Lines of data
++++++++++++++++++++

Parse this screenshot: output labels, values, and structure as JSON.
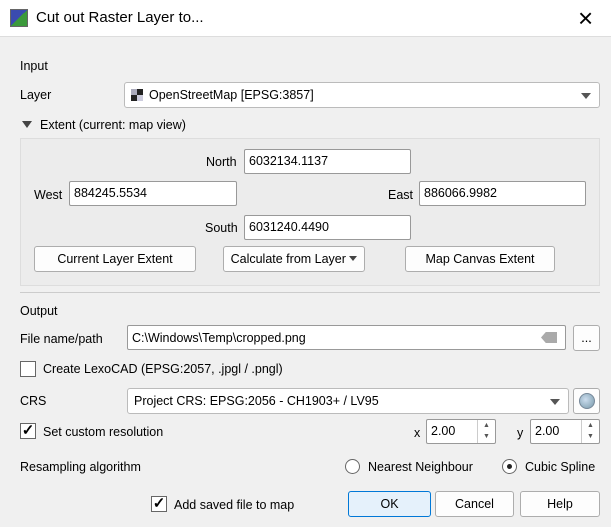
{
  "window": {
    "title": "Cut out Raster Layer to...",
    "close_icon": "×"
  },
  "input": {
    "section": "Input",
    "layer_label": "Layer",
    "layer_value": "OpenStreetMap [EPSG:3857]"
  },
  "extent": {
    "header": "Extent (current: map view)",
    "north_label": "North",
    "north": "6032134.1137",
    "west_label": "West",
    "west": "884245.5534",
    "east_label": "East",
    "east": "886066.9982",
    "south_label": "South",
    "south": "6031240.4490",
    "current_layer_btn": "Current Layer Extent",
    "calculate_btn": "Calculate from Layer",
    "map_canvas_btn": "Map Canvas Extent"
  },
  "output": {
    "section": "Output",
    "file_label": "File name/path",
    "file_value": "C:\\Windows\\Temp\\cropped.png",
    "browse": "...",
    "lexocad_label": "Create LexoCAD (EPSG:2057, .jpgl / .pngl)",
    "lexocad_checked": false,
    "crs_label": "CRS",
    "crs_value": "Project CRS: EPSG:2056 - CH1903+ / LV95",
    "custom_res_label": "Set custom resolution",
    "custom_res_checked": true,
    "x_label": "x",
    "x_value": "2.00",
    "y_label": "y",
    "y_value": "2.00",
    "resampling_label": "Resampling algorithm",
    "nearest_label": "Nearest Neighbour",
    "cubic_label": "Cubic Spline",
    "selected": "Cubic Spline"
  },
  "footer": {
    "add_to_map_label": "Add saved file to map",
    "add_to_map_checked": true,
    "ok": "OK",
    "cancel": "Cancel",
    "help": "Help"
  },
  "check_mark": "✓"
}
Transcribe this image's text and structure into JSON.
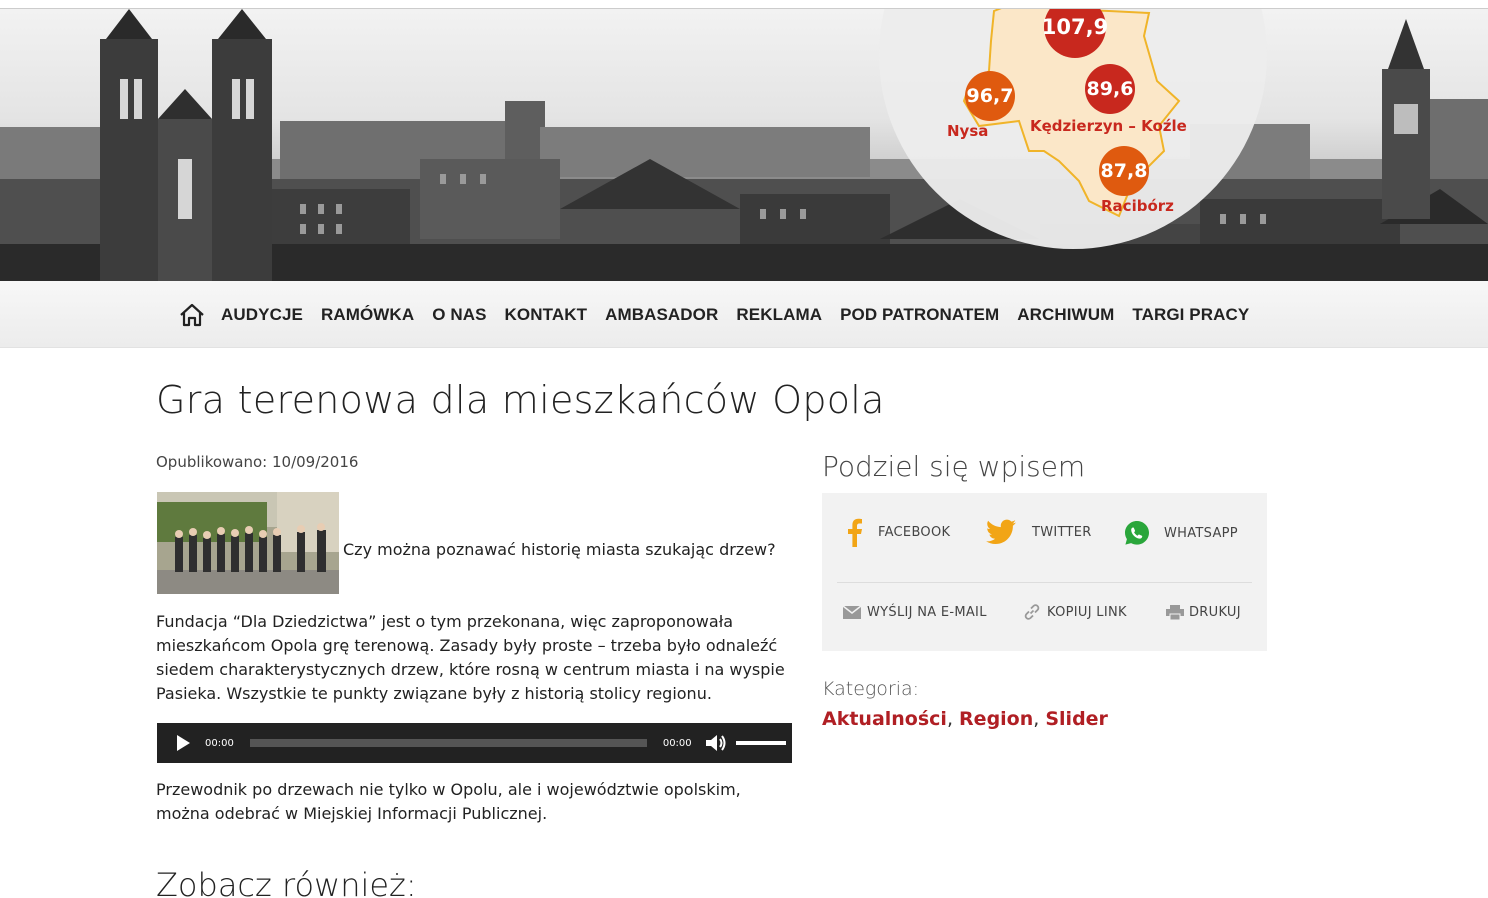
{
  "hero": {
    "frequencies": [
      {
        "value": "107,9",
        "color": "#c8281e"
      },
      {
        "value": "96,7",
        "color": "#df5a0f"
      },
      {
        "value": "89,6",
        "color": "#c8281e"
      },
      {
        "value": "87,8",
        "color": "#df5a0f"
      }
    ],
    "cities": [
      "Nysa",
      "Kędzierzyn – Koźle",
      "Racibórz"
    ]
  },
  "nav": {
    "home_icon": "home-icon",
    "items": [
      "AUDYCJE",
      "RAMÓWKA",
      "O NAS",
      "KONTAKT",
      "AMBASADOR",
      "REKLAMA",
      "POD PATRONATEM",
      "ARCHIWUM",
      "TARGI PRACY"
    ]
  },
  "article": {
    "title": "Gra terenowa dla mieszkańców Opola",
    "published": "Opublikowano: 10/09/2016",
    "lead": "Czy można poznawać historię miasta szukając drzew?",
    "paragraph1": "Fundacja “Dla Dziedzictwa” jest o tym przekonana, więc zaproponowała mieszkańcom Opola grę terenową. Zasady były proste – trzeba było odnaleźć siedem charakterystycznych drzew, które rosną w centrum miasta i na wyspie Pasieka. Wszystkie te punkty związane były z historią stolicy regionu.",
    "paragraph2": "Przewodnik po drzewach nie tylko w Opolu, ale i województwie opolskim, można odebrać w Miejskiej Informacji Publicznej.",
    "see_also": "Zobacz również:"
  },
  "player": {
    "current_time": "00:00",
    "duration": "00:00"
  },
  "share": {
    "heading": "Podziel się wpisem",
    "facebook": "FACEBOOK",
    "twitter": "TWITTER",
    "whatsapp": "WHATSAPP",
    "email": "WYŚLIJ NA E-MAIL",
    "copy_link": "KOPIUJ LINK",
    "print": "DRUKUJ",
    "colors": {
      "facebook": "#f2a516",
      "twitter": "#f2a516",
      "whatsapp": "#2aa63b"
    }
  },
  "category": {
    "label": "Kategoria:",
    "links": [
      "Aktualności",
      "Region",
      "Slider"
    ],
    "separator": ", "
  }
}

++++++++++++++++++++

◆ WORK INSTRUCTIONS ◆
Write out the material above once more, exactly as it reads, with no pictures.

◆ SOLUTION TO THE PROBLEM ◆
Parse this screenshot: output labels, values, and structure as JSON.
{
  "window": {
    "title": "Cut out Raster Layer to...",
    "close_icon": "×"
  },
  "input": {
    "section": "Input",
    "layer_label": "Layer",
    "layer_value": "OpenStreetMap [EPSG:3857]"
  },
  "extent": {
    "header": "Extent (current: map view)",
    "north_label": "North",
    "north": "6032134.1137",
    "west_label": "West",
    "west": "884245.5534",
    "east_label": "East",
    "east": "886066.9982",
    "south_label": "South",
    "south": "6031240.4490",
    "current_layer_btn": "Current Layer Extent",
    "calculate_btn": "Calculate from Layer",
    "map_canvas_btn": "Map Canvas Extent"
  },
  "output": {
    "section": "Output",
    "file_label": "File name/path",
    "file_value": "C:\\Windows\\Temp\\cropped.png",
    "browse": "...",
    "lexocad_label": "Create LexoCAD (EPSG:2057, .jpgl / .pngl)",
    "lexocad_checked": false,
    "crs_label": "CRS",
    "crs_value": "Project CRS: EPSG:2056 - CH1903+ / LV95",
    "custom_res_label": "Set custom resolution",
    "custom_res_checked": true,
    "x_label": "x",
    "x_value": "2.00",
    "y_label": "y",
    "y_value": "2.00",
    "resampling_label": "Resampling algorithm",
    "nearest_label": "Nearest Neighbour",
    "cubic_label": "Cubic Spline",
    "selected": "Cubic Spline"
  },
  "footer": {
    "add_to_map_label": "Add saved file to map",
    "add_to_map_checked": true,
    "ok": "OK",
    "cancel": "Cancel",
    "help": "Help"
  },
  "check_mark": "✓"
}
Transcribe this image's text and structure into JSON.
{
  "hero": {
    "frequencies": [
      {
        "value": "107,9",
        "color": "#c8281e"
      },
      {
        "value": "96,7",
        "color": "#df5a0f"
      },
      {
        "value": "89,6",
        "color": "#c8281e"
      },
      {
        "value": "87,8",
        "color": "#df5a0f"
      }
    ],
    "cities": [
      "Nysa",
      "Kędzierzyn – Koźle",
      "Racibórz"
    ]
  },
  "nav": {
    "home_icon": "home-icon",
    "items": [
      "AUDYCJE",
      "RAMÓWKA",
      "O NAS",
      "KONTAKT",
      "AMBASADOR",
      "REKLAMA",
      "POD PATRONATEM",
      "ARCHIWUM",
      "TARGI PRACY"
    ]
  },
  "article": {
    "title": "Gra terenowa dla mieszkańców Opola",
    "published": "Opublikowano: 10/09/2016",
    "lead": "Czy można poznawać historię miasta szukając drzew?",
    "paragraph1": "Fundacja “Dla Dziedzictwa” jest o tym przekonana, więc zaproponowała mieszkańcom Opola grę terenową. Zasady były proste – trzeba było odnaleźć siedem charakterystycznych drzew, które rosną w centrum miasta i na wyspie Pasieka. Wszystkie te punkty związane były z historią stolicy regionu.",
    "paragraph2": "Przewodnik po drzewach nie tylko w Opolu, ale i województwie opolskim, można odebrać w Miejskiej Informacji Publicznej.",
    "see_also": "Zobacz również:"
  },
  "player": {
    "current_time": "00:00",
    "duration": "00:00"
  },
  "share": {
    "heading": "Podziel się wpisem",
    "facebook": "FACEBOOK",
    "twitter": "TWITTER",
    "whatsapp": "WHATSAPP",
    "email": "WYŚLIJ NA E-MAIL",
    "copy_link": "KOPIUJ LINK",
    "print": "DRUKUJ",
    "colors": {
      "facebook": "#f2a516",
      "twitter": "#f2a516",
      "whatsapp": "#2aa63b"
    }
  },
  "category": {
    "label": "Kategoria:",
    "links": [
      "Aktualności",
      "Region",
      "Slider"
    ],
    "separator": ", "
  }
}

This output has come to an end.